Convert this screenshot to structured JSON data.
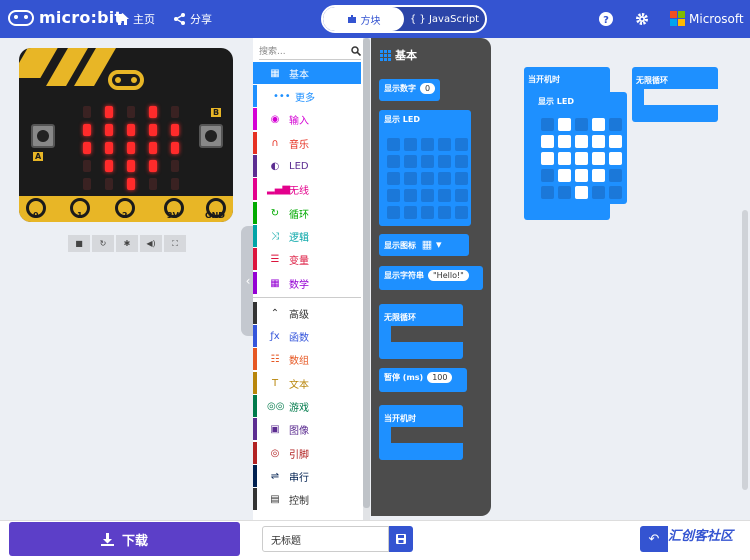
{
  "header": {
    "logo_text": "micro:bit",
    "home_label": "主页",
    "share_label": "分享",
    "mode_blocks": "方块",
    "mode_js": "{ } JavaScript",
    "help_icon": "question-circle-icon",
    "settings_icon": "gear-icon",
    "ms_label": "Microsoft",
    "colors": {
      "bar": "#3454d1"
    }
  },
  "simulator": {
    "pins": [
      "0",
      "1",
      "2",
      "3V",
      "GND"
    ],
    "button_a": "A",
    "button_b": "B",
    "led_matrix": [
      [
        0,
        1,
        0,
        1,
        0
      ],
      [
        1,
        1,
        1,
        1,
        1
      ],
      [
        1,
        1,
        1,
        1,
        1
      ],
      [
        0,
        1,
        1,
        1,
        0
      ],
      [
        0,
        0,
        1,
        0,
        0
      ]
    ],
    "tools": [
      "stop-icon",
      "restart-icon",
      "debug-icon",
      "sound-icon",
      "fullscreen-icon"
    ]
  },
  "toolbox": {
    "search_placeholder": "搜索...",
    "categories": [
      {
        "label": "基本",
        "color": "#1e90ff",
        "icon": "grid-icon"
      },
      {
        "label": "更多",
        "color": "#1e90ff",
        "icon": "dots-icon"
      },
      {
        "label": "输入",
        "color": "#d400d4",
        "icon": "target-icon"
      },
      {
        "label": "音乐",
        "color": "#e63022",
        "icon": "headphones-icon"
      },
      {
        "label": "LED",
        "color": "#5c2d91",
        "icon": "toggle-icon"
      },
      {
        "label": "无线",
        "color": "#e3008c",
        "icon": "signal-icon"
      },
      {
        "label": "循环",
        "color": "#00aa00",
        "icon": "refresh-icon"
      },
      {
        "label": "逻辑",
        "color": "#00a4a6",
        "icon": "shuffle-icon"
      },
      {
        "label": "变量",
        "color": "#dc143c",
        "icon": "list-icon"
      },
      {
        "label": "数学",
        "color": "#9400d3",
        "icon": "calculator-icon"
      },
      {
        "label": "高级",
        "color": "#333333",
        "icon": "chevron-up-icon"
      },
      {
        "label": "函数",
        "color": "#3455db",
        "icon": "function-icon"
      },
      {
        "label": "数组",
        "color": "#e65722",
        "icon": "array-icon"
      },
      {
        "label": "文本",
        "color": "#b8860b",
        "icon": "text-icon"
      },
      {
        "label": "游戏",
        "color": "#007a4b",
        "icon": "gamepad-icon"
      },
      {
        "label": "图像",
        "color": "#5c2d91",
        "icon": "image-icon"
      },
      {
        "label": "引脚",
        "color": "#b22222",
        "icon": "pin-icon"
      },
      {
        "label": "串行",
        "color": "#002050",
        "icon": "usb-icon"
      },
      {
        "label": "控制",
        "color": "#333333",
        "icon": "control-icon"
      }
    ]
  },
  "flyout": {
    "title": "基本",
    "show_number": "显示数字",
    "show_number_value": "0",
    "show_led": "显示 LED",
    "show_icon": "显示图标",
    "show_string": "显示字符串",
    "show_string_value": "\"Hello!\"",
    "forever": "无限循环",
    "pause": "暂停 (ms)",
    "pause_value": "100",
    "on_start": "当开机时"
  },
  "workspace": {
    "on_start": "当开机时",
    "show_led": "显示 LED",
    "forever": "无限循环",
    "led_matrix": [
      [
        0,
        1,
        0,
        1,
        0
      ],
      [
        1,
        1,
        1,
        1,
        1
      ],
      [
        1,
        1,
        1,
        1,
        1
      ],
      [
        0,
        1,
        1,
        1,
        0
      ],
      [
        0,
        0,
        1,
        0,
        0
      ]
    ]
  },
  "bottom": {
    "download_label": "下载",
    "project_name": "无标题",
    "watermark": "汇创客社区"
  }
}
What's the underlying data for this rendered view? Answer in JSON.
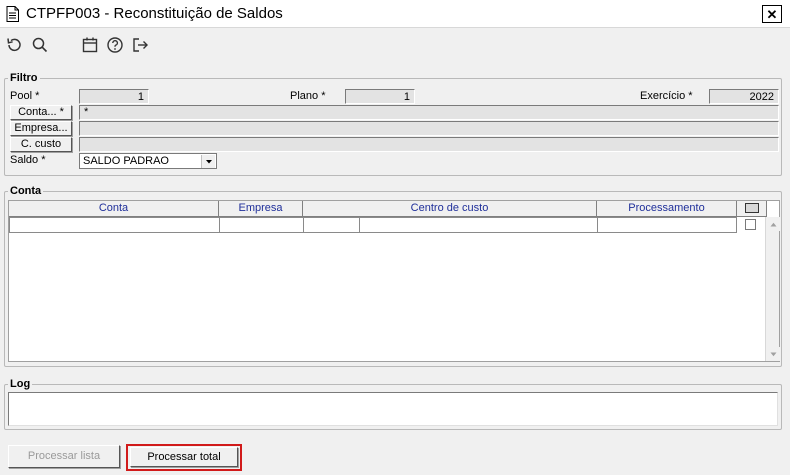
{
  "window": {
    "title": "CTPFP003 - Reconstituição de Saldos",
    "close_glyph": "✕"
  },
  "toolbar": {
    "icons": [
      "undo-icon",
      "search-icon",
      "calendar-icon",
      "help-icon",
      "exit-icon"
    ]
  },
  "filtro": {
    "label": "Filtro",
    "pool_label": "Pool *",
    "pool_value": "1",
    "plano_label": "Plano *",
    "plano_value": "1",
    "exercicio_label": "Exercício *",
    "exercicio_value": "2022",
    "conta_button": "Conta... *",
    "conta_value": "*",
    "empresa_button": "Empresa...",
    "empresa_value": "",
    "ccusto_button": "C. custo",
    "ccusto_value": "",
    "saldo_label": "Saldo *",
    "saldo_value": "SALDO PADRAO"
  },
  "conta_grid": {
    "label": "Conta",
    "columns": [
      "Conta",
      "Empresa",
      "Centro de custo",
      "Processamento"
    ],
    "rows": [
      {
        "conta": "",
        "empresa": "",
        "centro_custo_a": "",
        "centro_custo_b": "",
        "processamento": "",
        "checked": false
      }
    ]
  },
  "log": {
    "label": "Log",
    "value": ""
  },
  "actions": {
    "processar_lista": "Processar lista",
    "processar_total": "Processar total"
  },
  "colors": {
    "header_text": "#1f2f9a",
    "highlight": "#d11a1a"
  }
}
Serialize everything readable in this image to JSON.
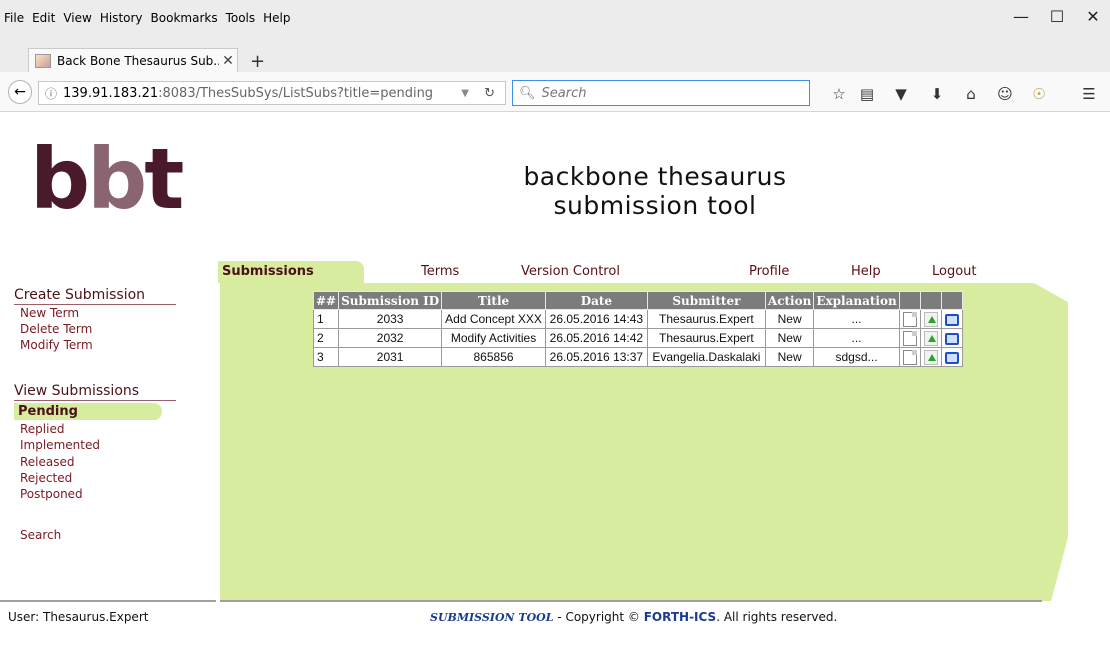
{
  "browser": {
    "menu": [
      "File",
      "Edit",
      "View",
      "History",
      "Bookmarks",
      "Tools",
      "Help"
    ],
    "window_controls": {
      "minimize": "—",
      "maximize": "☐",
      "close": "✕"
    },
    "tab_title": "Back Bone Thesaurus Sub...",
    "tab_close": "✕",
    "new_tab": "+",
    "url_host": "139.91.183.21",
    "url_rest": ":8083/ThesSubSys/ListSubs?title=pending",
    "search_placeholder": "Search"
  },
  "header": {
    "logo": [
      "b",
      "b",
      "t"
    ],
    "title_line1": "backbone thesaurus",
    "title_line2": "submission tool"
  },
  "topnav": {
    "active": "Submissions",
    "items": [
      "Terms",
      "Version Control",
      "Profile",
      "Help",
      "Logout"
    ]
  },
  "sidebar": {
    "create_heading": "Create Submission",
    "create_links": [
      "New Term",
      "Delete Term",
      "Modify Term"
    ],
    "view_heading": "View Submissions",
    "view_active": "Pending",
    "view_links": [
      "Replied",
      "Implemented",
      "Released",
      "Rejected",
      "Postponed"
    ],
    "search": "Search"
  },
  "table": {
    "headers": [
      "##",
      "Submission ID",
      "Title",
      "Date",
      "Submitter",
      "Action",
      "Explanation",
      "",
      "",
      ""
    ],
    "rows": [
      {
        "n": "1",
        "id": "2033",
        "title": "Add Concept XXX",
        "date": "26.05.2016 14:43",
        "submitter": "Thesaurus.Expert",
        "action": "New",
        "explanation": "..."
      },
      {
        "n": "2",
        "id": "2032",
        "title": "Modify Activities",
        "date": "26.05.2016 14:42",
        "submitter": "Thesaurus.Expert",
        "action": "New",
        "explanation": "..."
      },
      {
        "n": "3",
        "id": "2031",
        "title": "865856",
        "date": "26.05.2016 13:37",
        "submitter": "Evangelia.Daskalaki",
        "action": "New",
        "explanation": "sdgsd..."
      }
    ]
  },
  "footer": {
    "user": "User: Thesaurus.Expert",
    "tool": "SUBMISSION TOOL",
    "mid": " - Copyright © ",
    "forth": "FORTH-ICS",
    "end": ". All rights reserved."
  }
}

• • • •

Repeat each entry above word for word, leaving every picture out.

→ **Written solution**:
Convert this screenshot to structured JSON data.
{
  "header": {
    "logo_text": "micro:bit",
    "home_label": "主页",
    "share_label": "分享",
    "mode_blocks": "方块",
    "mode_js": "{ } JavaScript",
    "help_icon": "question-circle-icon",
    "settings_icon": "gear-icon",
    "ms_label": "Microsoft",
    "colors": {
      "bar": "#3454d1"
    }
  },
  "simulator": {
    "pins": [
      "0",
      "1",
      "2",
      "3V",
      "GND"
    ],
    "button_a": "A",
    "button_b": "B",
    "led_matrix": [
      [
        0,
        1,
        0,
        1,
        0
      ],
      [
        1,
        1,
        1,
        1,
        1
      ],
      [
        1,
        1,
        1,
        1,
        1
      ],
      [
        0,
        1,
        1,
        1,
        0
      ],
      [
        0,
        0,
        1,
        0,
        0
      ]
    ],
    "tools": [
      "stop-icon",
      "restart-icon",
      "debug-icon",
      "sound-icon",
      "fullscreen-icon"
    ]
  },
  "toolbox": {
    "search_placeholder": "搜索...",
    "categories": [
      {
        "label": "基本",
        "color": "#1e90ff",
        "icon": "grid-icon"
      },
      {
        "label": "更多",
        "color": "#1e90ff",
        "icon": "dots-icon"
      },
      {
        "label": "输入",
        "color": "#d400d4",
        "icon": "target-icon"
      },
      {
        "label": "音乐",
        "color": "#e63022",
        "icon": "headphones-icon"
      },
      {
        "label": "LED",
        "color": "#5c2d91",
        "icon": "toggle-icon"
      },
      {
        "label": "无线",
        "color": "#e3008c",
        "icon": "signal-icon"
      },
      {
        "label": "循环",
        "color": "#00aa00",
        "icon": "refresh-icon"
      },
      {
        "label": "逻辑",
        "color": "#00a4a6",
        "icon": "shuffle-icon"
      },
      {
        "label": "变量",
        "color": "#dc143c",
        "icon": "list-icon"
      },
      {
        "label": "数学",
        "color": "#9400d3",
        "icon": "calculator-icon"
      },
      {
        "label": "高级",
        "color": "#333333",
        "icon": "chevron-up-icon"
      },
      {
        "label": "函数",
        "color": "#3455db",
        "icon": "function-icon"
      },
      {
        "label": "数组",
        "color": "#e65722",
        "icon": "array-icon"
      },
      {
        "label": "文本",
        "color": "#b8860b",
        "icon": "text-icon"
      },
      {
        "label": "游戏",
        "color": "#007a4b",
        "icon": "gamepad-icon"
      },
      {
        "label": "图像",
        "color": "#5c2d91",
        "icon": "image-icon"
      },
      {
        "label": "引脚",
        "color": "#b22222",
        "icon": "pin-icon"
      },
      {
        "label": "串行",
        "color": "#002050",
        "icon": "usb-icon"
      },
      {
        "label": "控制",
        "color": "#333333",
        "icon": "control-icon"
      }
    ]
  },
  "flyout": {
    "title": "基本",
    "show_number": "显示数字",
    "show_number_value": "0",
    "show_led": "显示 LED",
    "show_icon": "显示图标",
    "show_string": "显示字符串",
    "show_string_value": "\"Hello!\"",
    "forever": "无限循环",
    "pause": "暂停 (ms)",
    "pause_value": "100",
    "on_start": "当开机时"
  },
  "workspace": {
    "on_start": "当开机时",
    "show_led": "显示 LED",
    "forever": "无限循环",
    "led_matrix": [
      [
        0,
        1,
        0,
        1,
        0
      ],
      [
        1,
        1,
        1,
        1,
        1
      ],
      [
        1,
        1,
        1,
        1,
        1
      ],
      [
        0,
        1,
        1,
        1,
        0
      ],
      [
        0,
        0,
        1,
        0,
        0
      ]
    ]
  },
  "bottom": {
    "download_label": "下载",
    "project_name": "无标题",
    "watermark": "汇创客社区"
  }
}
What's the underlying data for this rendered view? Answer in JSON.
{
  "window": {
    "title": "CTPFP003 - Reconstituição de Saldos",
    "close_glyph": "✕"
  },
  "toolbar": {
    "icons": [
      "undo-icon",
      "search-icon",
      "calendar-icon",
      "help-icon",
      "exit-icon"
    ]
  },
  "filtro": {
    "label": "Filtro",
    "pool_label": "Pool *",
    "pool_value": "1",
    "plano_label": "Plano *",
    "plano_value": "1",
    "exercicio_label": "Exercício *",
    "exercicio_value": "2022",
    "conta_button": "Conta... *",
    "conta_value": "*",
    "empresa_button": "Empresa...",
    "empresa_value": "",
    "ccusto_button": "C. custo",
    "ccusto_value": "",
    "saldo_label": "Saldo *",
    "saldo_value": "SALDO PADRAO"
  },
  "conta_grid": {
    "label": "Conta",
    "columns": [
      "Conta",
      "Empresa",
      "Centro de custo",
      "Processamento"
    ],
    "rows": [
      {
        "conta": "",
        "empresa": "",
        "centro_custo_a": "",
        "centro_custo_b": "",
        "processamento": "",
        "checked": false
      }
    ]
  },
  "log": {
    "label": "Log",
    "value": ""
  },
  "actions": {
    "processar_lista": "Processar lista",
    "processar_total": "Processar total"
  },
  "colors": {
    "header_text": "#1f2f9a",
    "highlight": "#d11a1a"
  }
}
Serialize everything readable in this image to JSON.
{
  "browser": {
    "menu": [
      "File",
      "Edit",
      "View",
      "History",
      "Bookmarks",
      "Tools",
      "Help"
    ],
    "window_controls": {
      "minimize": "—",
      "maximize": "☐",
      "close": "✕"
    },
    "tab_title": "Back Bone Thesaurus Sub...",
    "tab_close": "✕",
    "new_tab": "+",
    "url_host": "139.91.183.21",
    "url_rest": ":8083/ThesSubSys/ListSubs?title=pending",
    "search_placeholder": "Search"
  },
  "header": {
    "logo": [
      "b",
      "b",
      "t"
    ],
    "title_line1": "backbone thesaurus",
    "title_line2": "submission tool"
  },
  "topnav": {
    "active": "Submissions",
    "items": [
      "Terms",
      "Version Control",
      "Profile",
      "Help",
      "Logout"
    ]
  },
  "sidebar": {
    "create_heading": "Create Submission",
    "create_links": [
      "New Term",
      "Delete Term",
      "Modify Term"
    ],
    "view_heading": "View Submissions",
    "view_active": "Pending",
    "view_links": [
      "Replied",
      "Implemented",
      "Released",
      "Rejected",
      "Postponed"
    ],
    "search": "Search"
  },
  "table": {
    "headers": [
      "##",
      "Submission ID",
      "Title",
      "Date",
      "Submitter",
      "Action",
      "Explanation",
      "",
      "",
      ""
    ],
    "rows": [
      {
        "n": "1",
        "id": "2033",
        "title": "Add Concept XXX",
        "date": "26.05.2016 14:43",
        "submitter": "Thesaurus.Expert",
        "action": "New",
        "explanation": "..."
      },
      {
        "n": "2",
        "id": "2032",
        "title": "Modify Activities",
        "date": "26.05.2016 14:42",
        "submitter": "Thesaurus.Expert",
        "action": "New",
        "explanation": "..."
      },
      {
        "n": "3",
        "id": "2031",
        "title": "865856",
        "date": "26.05.2016 13:37",
        "submitter": "Evangelia.Daskalaki",
        "action": "New",
        "explanation": "sdgsd..."
      }
    ]
  },
  "footer": {
    "user": "User: Thesaurus.Expert",
    "tool": "SUBMISSION TOOL",
    "mid": " - Copyright © ",
    "forth": "FORTH-ICS",
    "end": ". All rights reserved."
  }
}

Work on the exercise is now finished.